• **待办事项**:
A. 请将Spring JDBC批量插入一文中的"解决连接问题的首选方案是连接池,通过复用连接避免重复创建开销。"一句译为英文。
B. 依据Spring JDBC批量插入一文,判断下列陈述是否与之相符,逐条答"是"或"否",并引用原文中起决定作用的字句:(i) Spring提供了一个工具方法,用于检查连接是否支持批量操作;(ii) 目标表的索引列越多,插入性能越好;(iii) 实战部分以MySQL作为数据库。
C. 请从末尾接续Spring JDBC批量插入一文,往下续写。

• **文档正文**:
────────────────
2. 理解批量处理
当应用与数据库建立连接后,我们可以一次性执行多条SQL语句,而不是逐条发送。这种方式能显著降低通信开销。Spring JDBC API正是实现这一目标的有效工具。
2.1. 数据库支持
虽然JDBC API提供了批量功能,但并非所有JDBC驱动都真正实现了这些API。Spring提供了JdbcUtils.supportsBatchUpdates()
工具方法来检查连接是否支持批量操作。不过使用JdbcTemplate
时,Spring通常已自动处理兼容性检查,不支持时会降级为常规操作。
2.2. 影响性能的关键因素
插入大量数据时需重点关注:
- 数据库连接数量
- 目标表结构
- 执行逻辑任务所需的数据库请求数
解决连接问题的首选方案是连接池,通过复用连接避免重复创建开销。目标表结构同样关键:索引列越多性能越差,因为每次插入后数据库都需要更新索引。批量处理可大幅减少插入时的网络往返次数,但需注意不同数据库的批量操作效率差异(如MySQL需额外配置才能获得明显提升)。
3. Spring JDBC批量插入实战
以Postgres 14为数据库,首先添加依赖:
<dependency>
<groupId>org.postgresql</groupId>
<artifactId>postgresql</artifactId>
<scope>runtime</scope>
</dependency>
再添加Spring JDBC抽象层:
<dependency>
<groupId>org.springframework.boot</groupId>
<artifactId>spring-boot-starter-jdbc</artifactId>
</dependency>
我们将对比两种插入方式:常规单条插入和批量插入。先创建测试表:
CREATE TABLE product (
id SERIAL PRIMARY KEY,
title VARCHAR(40),
created_ts timestamp without time zone,
price numeric
);
对应实体类:
public class Product {
private long id;
private String title;
private LocalDateTime createdTs;
private BigDecimal price;
// 标准getter/setter
}
3.1. 数据源配置
在application.properties
中配置:
spring.datasource.url=jdbc:postgresql://localhost:5432/sample-baeldung-db
spring.datasource.username=postgres
spring.datasource.password=root
spring.datasource.driver-class-name=org.postgresql.Driver
3.2. 常规插入实现
创建仓库接口:
public interface ProductRepository {
void saveAll(List<Product> products);
}
常规插入实现(单条循环插入):
@Repository
public class SimpleProductRepository implements ProductRepository {
private JdbcTemplate jdbcTemplate;
public SimpleProductRepository(JdbcTemplate jdbcTemplate) {
this.jdbcTemplate = jdbcTemplate;
}
@Override
@Transactional
public void saveAll(List<Product> products) {
for (Product product : products) {
jdbcTemplate.update("INSERT INTO PRODUCT (TITLE, CREATED_TS, PRICE) " +
"VALUES (?, ?, ?)",
product.getTitle(),
Timestamp.valueOf(product.getCreatedTs()),
product.getPrice());
}
}
}
创建服务类生成测试数据:
public class ProductService {
private ProductRepository productRepository;
private Random random;
private Clock clock;
// 构造函数注入依赖
private List<Product> generate(int count) {
final String[] titles = { "car", "plane", "house", "yacht" };
final BigDecimal[] prices = {
new BigDecimal("12483.12"),
new BigDecimal("8539.99"),
new BigDecimal("88894"),
new BigDecimal("458694")
────────────────
数据条目:

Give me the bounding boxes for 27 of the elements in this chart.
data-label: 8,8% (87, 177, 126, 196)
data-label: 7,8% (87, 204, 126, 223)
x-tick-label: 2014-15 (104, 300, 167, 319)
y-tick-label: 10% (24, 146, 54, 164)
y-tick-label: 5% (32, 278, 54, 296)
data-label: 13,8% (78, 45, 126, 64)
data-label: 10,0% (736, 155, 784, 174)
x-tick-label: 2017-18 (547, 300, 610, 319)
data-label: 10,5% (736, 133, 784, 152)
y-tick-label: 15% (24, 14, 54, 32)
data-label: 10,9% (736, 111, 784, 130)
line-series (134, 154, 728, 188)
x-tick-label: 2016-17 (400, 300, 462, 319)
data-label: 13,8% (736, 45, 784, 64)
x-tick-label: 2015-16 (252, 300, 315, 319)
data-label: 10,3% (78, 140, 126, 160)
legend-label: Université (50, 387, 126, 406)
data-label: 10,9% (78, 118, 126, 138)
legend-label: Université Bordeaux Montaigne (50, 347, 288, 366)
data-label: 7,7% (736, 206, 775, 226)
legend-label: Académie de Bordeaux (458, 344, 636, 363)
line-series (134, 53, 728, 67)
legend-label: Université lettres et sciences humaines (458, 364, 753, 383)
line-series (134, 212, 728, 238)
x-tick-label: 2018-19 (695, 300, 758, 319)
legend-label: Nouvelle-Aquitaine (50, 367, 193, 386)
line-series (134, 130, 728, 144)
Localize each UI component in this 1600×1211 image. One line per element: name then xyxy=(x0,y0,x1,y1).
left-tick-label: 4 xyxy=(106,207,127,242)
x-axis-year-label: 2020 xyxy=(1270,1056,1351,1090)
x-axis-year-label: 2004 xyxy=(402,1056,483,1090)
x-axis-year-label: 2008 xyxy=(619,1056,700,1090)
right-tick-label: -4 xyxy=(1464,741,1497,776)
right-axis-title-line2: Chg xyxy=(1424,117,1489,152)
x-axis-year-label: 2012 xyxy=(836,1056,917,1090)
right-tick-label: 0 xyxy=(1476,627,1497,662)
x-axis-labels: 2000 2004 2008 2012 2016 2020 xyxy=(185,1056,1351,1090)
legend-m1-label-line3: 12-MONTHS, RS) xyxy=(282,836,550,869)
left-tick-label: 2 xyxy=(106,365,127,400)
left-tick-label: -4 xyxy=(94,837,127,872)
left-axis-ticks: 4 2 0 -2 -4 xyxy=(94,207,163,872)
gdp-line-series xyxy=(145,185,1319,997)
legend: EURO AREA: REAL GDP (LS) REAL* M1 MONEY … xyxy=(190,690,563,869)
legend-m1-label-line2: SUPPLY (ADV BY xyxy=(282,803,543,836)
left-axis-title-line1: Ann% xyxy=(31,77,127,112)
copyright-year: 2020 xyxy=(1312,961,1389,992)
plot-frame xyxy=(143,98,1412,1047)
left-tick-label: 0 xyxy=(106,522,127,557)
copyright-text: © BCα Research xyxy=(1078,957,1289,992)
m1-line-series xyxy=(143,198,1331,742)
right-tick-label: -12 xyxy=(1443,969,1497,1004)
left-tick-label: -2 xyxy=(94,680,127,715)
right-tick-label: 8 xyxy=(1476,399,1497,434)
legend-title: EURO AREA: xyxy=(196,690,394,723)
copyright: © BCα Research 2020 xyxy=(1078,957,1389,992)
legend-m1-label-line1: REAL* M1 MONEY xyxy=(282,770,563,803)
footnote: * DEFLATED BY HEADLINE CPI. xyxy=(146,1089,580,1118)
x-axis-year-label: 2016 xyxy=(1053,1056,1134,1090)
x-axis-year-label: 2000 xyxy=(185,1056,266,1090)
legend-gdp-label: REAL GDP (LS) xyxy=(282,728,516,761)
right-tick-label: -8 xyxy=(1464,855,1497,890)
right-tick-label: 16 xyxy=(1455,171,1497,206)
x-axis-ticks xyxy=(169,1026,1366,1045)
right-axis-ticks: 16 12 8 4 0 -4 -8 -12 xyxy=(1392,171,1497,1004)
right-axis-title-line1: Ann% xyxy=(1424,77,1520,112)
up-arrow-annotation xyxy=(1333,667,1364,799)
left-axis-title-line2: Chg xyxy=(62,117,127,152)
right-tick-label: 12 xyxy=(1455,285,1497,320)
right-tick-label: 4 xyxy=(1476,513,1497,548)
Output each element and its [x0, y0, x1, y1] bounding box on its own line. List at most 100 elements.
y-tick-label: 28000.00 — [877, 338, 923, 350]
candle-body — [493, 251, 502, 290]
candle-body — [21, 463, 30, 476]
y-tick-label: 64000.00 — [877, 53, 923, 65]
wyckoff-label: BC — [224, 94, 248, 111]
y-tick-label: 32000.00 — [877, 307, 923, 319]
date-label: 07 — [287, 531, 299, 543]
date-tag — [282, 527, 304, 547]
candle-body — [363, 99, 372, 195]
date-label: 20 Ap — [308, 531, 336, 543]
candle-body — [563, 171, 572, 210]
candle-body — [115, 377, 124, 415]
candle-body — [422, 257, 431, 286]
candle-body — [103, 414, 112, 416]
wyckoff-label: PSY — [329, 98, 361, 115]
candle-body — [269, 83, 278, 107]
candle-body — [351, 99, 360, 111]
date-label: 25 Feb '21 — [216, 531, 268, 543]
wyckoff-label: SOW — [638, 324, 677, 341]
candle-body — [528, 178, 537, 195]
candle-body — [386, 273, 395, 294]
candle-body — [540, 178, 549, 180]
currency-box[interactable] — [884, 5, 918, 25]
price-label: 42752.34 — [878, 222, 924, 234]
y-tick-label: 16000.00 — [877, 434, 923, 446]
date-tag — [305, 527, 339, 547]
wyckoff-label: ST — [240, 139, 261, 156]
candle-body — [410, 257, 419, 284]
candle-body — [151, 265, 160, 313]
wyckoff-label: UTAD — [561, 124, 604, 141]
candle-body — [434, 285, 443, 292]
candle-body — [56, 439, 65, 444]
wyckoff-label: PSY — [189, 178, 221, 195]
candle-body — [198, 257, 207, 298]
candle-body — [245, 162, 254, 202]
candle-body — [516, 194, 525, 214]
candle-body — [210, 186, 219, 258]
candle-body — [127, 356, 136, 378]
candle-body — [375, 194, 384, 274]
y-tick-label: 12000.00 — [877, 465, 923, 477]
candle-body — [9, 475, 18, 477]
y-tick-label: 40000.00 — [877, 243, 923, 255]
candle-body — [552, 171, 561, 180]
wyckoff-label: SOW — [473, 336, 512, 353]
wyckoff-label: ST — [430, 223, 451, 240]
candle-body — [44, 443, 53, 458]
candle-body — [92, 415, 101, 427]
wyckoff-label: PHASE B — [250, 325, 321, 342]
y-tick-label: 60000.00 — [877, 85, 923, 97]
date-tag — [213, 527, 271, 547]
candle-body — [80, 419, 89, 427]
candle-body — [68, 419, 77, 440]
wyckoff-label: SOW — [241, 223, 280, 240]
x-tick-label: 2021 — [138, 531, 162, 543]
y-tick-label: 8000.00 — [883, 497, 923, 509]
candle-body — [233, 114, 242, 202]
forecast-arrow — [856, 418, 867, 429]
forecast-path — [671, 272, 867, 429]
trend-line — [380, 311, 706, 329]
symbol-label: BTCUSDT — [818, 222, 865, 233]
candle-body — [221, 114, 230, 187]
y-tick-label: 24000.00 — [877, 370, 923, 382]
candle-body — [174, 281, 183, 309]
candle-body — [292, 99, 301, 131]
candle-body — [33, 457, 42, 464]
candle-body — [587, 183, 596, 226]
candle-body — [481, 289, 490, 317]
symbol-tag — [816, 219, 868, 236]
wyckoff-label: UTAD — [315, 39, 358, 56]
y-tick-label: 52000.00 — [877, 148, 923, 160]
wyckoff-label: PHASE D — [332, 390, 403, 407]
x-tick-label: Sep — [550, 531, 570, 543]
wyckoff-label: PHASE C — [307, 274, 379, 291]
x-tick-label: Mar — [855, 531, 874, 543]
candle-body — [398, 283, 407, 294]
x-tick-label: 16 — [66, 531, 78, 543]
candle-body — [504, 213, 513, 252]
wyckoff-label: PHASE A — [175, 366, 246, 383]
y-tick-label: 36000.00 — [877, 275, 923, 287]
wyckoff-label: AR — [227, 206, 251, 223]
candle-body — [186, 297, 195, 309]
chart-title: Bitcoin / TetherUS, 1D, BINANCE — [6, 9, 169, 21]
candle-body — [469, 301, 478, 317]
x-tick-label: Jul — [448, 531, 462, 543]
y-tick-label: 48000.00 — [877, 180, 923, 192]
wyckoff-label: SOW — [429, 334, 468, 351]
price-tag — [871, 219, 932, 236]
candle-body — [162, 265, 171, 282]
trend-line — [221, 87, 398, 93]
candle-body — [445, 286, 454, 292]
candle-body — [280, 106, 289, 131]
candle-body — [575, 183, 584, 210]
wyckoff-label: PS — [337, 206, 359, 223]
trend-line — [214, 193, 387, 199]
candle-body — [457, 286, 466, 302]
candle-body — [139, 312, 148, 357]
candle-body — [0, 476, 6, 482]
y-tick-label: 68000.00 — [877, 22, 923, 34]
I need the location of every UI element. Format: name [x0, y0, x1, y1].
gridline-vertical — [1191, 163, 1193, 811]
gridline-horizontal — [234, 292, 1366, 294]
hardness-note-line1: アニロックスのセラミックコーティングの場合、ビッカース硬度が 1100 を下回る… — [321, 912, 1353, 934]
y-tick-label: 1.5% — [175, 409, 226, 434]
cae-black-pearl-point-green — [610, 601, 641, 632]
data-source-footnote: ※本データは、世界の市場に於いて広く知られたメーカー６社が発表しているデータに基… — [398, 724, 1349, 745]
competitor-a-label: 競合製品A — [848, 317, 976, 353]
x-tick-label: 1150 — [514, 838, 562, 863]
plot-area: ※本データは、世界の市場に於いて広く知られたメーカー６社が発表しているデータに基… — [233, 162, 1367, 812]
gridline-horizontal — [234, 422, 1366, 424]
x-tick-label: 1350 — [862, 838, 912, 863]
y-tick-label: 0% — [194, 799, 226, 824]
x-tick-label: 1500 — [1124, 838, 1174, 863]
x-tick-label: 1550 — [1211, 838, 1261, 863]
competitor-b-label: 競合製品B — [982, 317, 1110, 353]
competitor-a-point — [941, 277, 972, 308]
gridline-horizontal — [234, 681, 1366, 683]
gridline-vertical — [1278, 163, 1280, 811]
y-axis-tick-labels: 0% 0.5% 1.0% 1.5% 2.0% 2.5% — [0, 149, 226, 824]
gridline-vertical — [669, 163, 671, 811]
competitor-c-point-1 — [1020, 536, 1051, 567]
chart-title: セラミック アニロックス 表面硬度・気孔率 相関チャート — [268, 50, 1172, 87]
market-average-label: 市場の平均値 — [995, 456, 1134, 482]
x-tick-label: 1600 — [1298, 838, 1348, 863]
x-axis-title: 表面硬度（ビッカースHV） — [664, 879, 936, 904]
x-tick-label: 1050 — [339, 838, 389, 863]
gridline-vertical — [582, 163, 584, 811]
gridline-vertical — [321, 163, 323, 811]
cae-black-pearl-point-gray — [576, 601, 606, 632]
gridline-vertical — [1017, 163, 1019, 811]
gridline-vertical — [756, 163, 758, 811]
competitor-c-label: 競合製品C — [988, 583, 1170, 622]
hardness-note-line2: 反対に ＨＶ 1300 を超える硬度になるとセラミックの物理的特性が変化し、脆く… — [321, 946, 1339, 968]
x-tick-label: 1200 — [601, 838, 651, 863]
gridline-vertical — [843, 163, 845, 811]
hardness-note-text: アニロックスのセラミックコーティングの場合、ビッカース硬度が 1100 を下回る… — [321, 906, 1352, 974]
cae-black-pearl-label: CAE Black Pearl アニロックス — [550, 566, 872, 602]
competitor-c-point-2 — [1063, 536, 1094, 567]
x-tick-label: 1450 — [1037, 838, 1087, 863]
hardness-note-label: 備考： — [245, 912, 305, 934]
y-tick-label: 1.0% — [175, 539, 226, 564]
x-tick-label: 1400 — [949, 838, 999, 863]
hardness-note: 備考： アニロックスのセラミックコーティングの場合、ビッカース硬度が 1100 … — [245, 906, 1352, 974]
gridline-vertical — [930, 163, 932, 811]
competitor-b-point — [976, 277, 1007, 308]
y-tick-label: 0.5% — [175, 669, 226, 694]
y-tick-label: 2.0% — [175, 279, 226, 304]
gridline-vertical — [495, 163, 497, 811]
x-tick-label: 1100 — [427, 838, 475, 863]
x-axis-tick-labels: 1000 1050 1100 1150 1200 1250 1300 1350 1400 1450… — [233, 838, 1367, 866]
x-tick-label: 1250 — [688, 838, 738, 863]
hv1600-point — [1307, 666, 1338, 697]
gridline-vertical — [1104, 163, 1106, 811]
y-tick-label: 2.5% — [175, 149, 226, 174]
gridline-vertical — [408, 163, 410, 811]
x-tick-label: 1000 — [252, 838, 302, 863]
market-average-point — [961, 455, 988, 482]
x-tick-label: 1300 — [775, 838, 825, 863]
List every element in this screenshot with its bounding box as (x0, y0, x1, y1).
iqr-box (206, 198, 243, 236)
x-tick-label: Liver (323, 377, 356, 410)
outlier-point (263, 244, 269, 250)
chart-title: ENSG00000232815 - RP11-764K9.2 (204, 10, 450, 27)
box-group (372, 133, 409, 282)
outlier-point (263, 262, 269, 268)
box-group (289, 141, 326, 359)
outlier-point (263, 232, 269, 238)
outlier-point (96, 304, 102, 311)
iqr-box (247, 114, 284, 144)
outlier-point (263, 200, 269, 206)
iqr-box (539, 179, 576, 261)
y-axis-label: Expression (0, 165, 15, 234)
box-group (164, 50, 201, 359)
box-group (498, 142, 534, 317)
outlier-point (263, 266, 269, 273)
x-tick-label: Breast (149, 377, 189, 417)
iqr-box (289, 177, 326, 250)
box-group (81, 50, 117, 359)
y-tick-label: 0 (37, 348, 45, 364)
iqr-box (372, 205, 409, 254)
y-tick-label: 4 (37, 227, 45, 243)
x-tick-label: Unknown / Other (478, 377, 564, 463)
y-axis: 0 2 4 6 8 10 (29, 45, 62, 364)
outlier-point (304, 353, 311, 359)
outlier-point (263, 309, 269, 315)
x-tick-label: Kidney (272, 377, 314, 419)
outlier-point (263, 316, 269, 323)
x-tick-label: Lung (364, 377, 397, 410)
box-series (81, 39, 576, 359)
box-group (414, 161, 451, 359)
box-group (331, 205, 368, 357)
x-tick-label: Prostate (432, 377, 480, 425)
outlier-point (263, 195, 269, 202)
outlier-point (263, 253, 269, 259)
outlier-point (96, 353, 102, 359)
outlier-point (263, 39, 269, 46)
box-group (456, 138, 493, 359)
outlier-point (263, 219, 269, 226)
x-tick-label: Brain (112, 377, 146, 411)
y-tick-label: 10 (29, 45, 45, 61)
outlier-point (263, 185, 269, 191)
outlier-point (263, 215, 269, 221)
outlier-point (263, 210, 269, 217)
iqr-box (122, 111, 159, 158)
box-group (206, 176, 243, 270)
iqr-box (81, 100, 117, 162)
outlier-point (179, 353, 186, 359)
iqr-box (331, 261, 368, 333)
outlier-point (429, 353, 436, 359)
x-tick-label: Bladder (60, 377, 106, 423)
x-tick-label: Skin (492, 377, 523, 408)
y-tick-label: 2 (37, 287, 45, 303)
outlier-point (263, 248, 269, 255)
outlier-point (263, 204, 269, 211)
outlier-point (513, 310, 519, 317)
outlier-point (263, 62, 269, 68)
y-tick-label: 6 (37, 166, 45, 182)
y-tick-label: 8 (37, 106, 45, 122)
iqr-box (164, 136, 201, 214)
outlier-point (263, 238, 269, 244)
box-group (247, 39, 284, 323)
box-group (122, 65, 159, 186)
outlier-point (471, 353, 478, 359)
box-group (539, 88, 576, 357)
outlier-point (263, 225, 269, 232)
────────────────
• **已解问题**:
A. The preferred solution to the connection problem is a connection pool, which avoids the overhead of repeated creation by reusing connections.

B.
(i) 是:"Spring提供了JdbcUtils.supportsBatchUpdates()"
(ii) 否:"索引列越多性能越差"
(iii) 否:"以Postgres 14为数据库"

C.
};
final List<Product> products = new ArrayList<>(count);
for (int i = 0; i < count; i++) {
Product product = new Product();
product.setCreatedTs(LocalDateTime.now(clock));
product.setPrice(prices[random.nextInt(4)]);
product.setTitle(titles[random.nextInt(4)]);
products.add(product);
}
return products;
}
@Transactional
public long createProducts(int count) {
List<Product> products = generate(count);
long startTime = clock.millis();
productRepository.saveAll(products);
return clock.millis() - startTime;
}
}
配置Spring Bean:
@Configuration
public class AppConfig {
@Bean
public ProductService simpleProductService(SimpleProductRepository simpleProductRepository) {
return new ProductService(simpleProductRepository, new Random(), Clock.systemUTC());
}
}
3.3. 批量插入实现
创建批量插入仓库:
@Repository
public class BatchProductRepository implements ProductRepository {
private JdbcTemplate jdbcTemplate;
public BatchProductRepository(JdbcTemplate jdbcTemplate) {
this.jdbcTemplate = jdbcTemplate;
}
@Override
@Transactional
public void saveAll(List<Product> products) {
jdbcTemplate.batchUpdate("INSERT INTO PRODUCT (TITLE, CREATED_TS, PRICE) " +
"VALUES (?, ?, ?)",
products,
100,
(PreparedStatement ps, Product product) -> {
ps.setString(1, product.getTitle());
ps.setTimestamp(2, Timestamp.valueOf(product.getCreatedTs()));
ps.setBigDecimal(3, product.getPrice());
});
}
}
关键点: 批量大小设为100,意味着每100条记录合并一次网络请求。推荐批量大小50-100,但需根据数据库配置调整(如MySQL的max_allowed_packet
限制)。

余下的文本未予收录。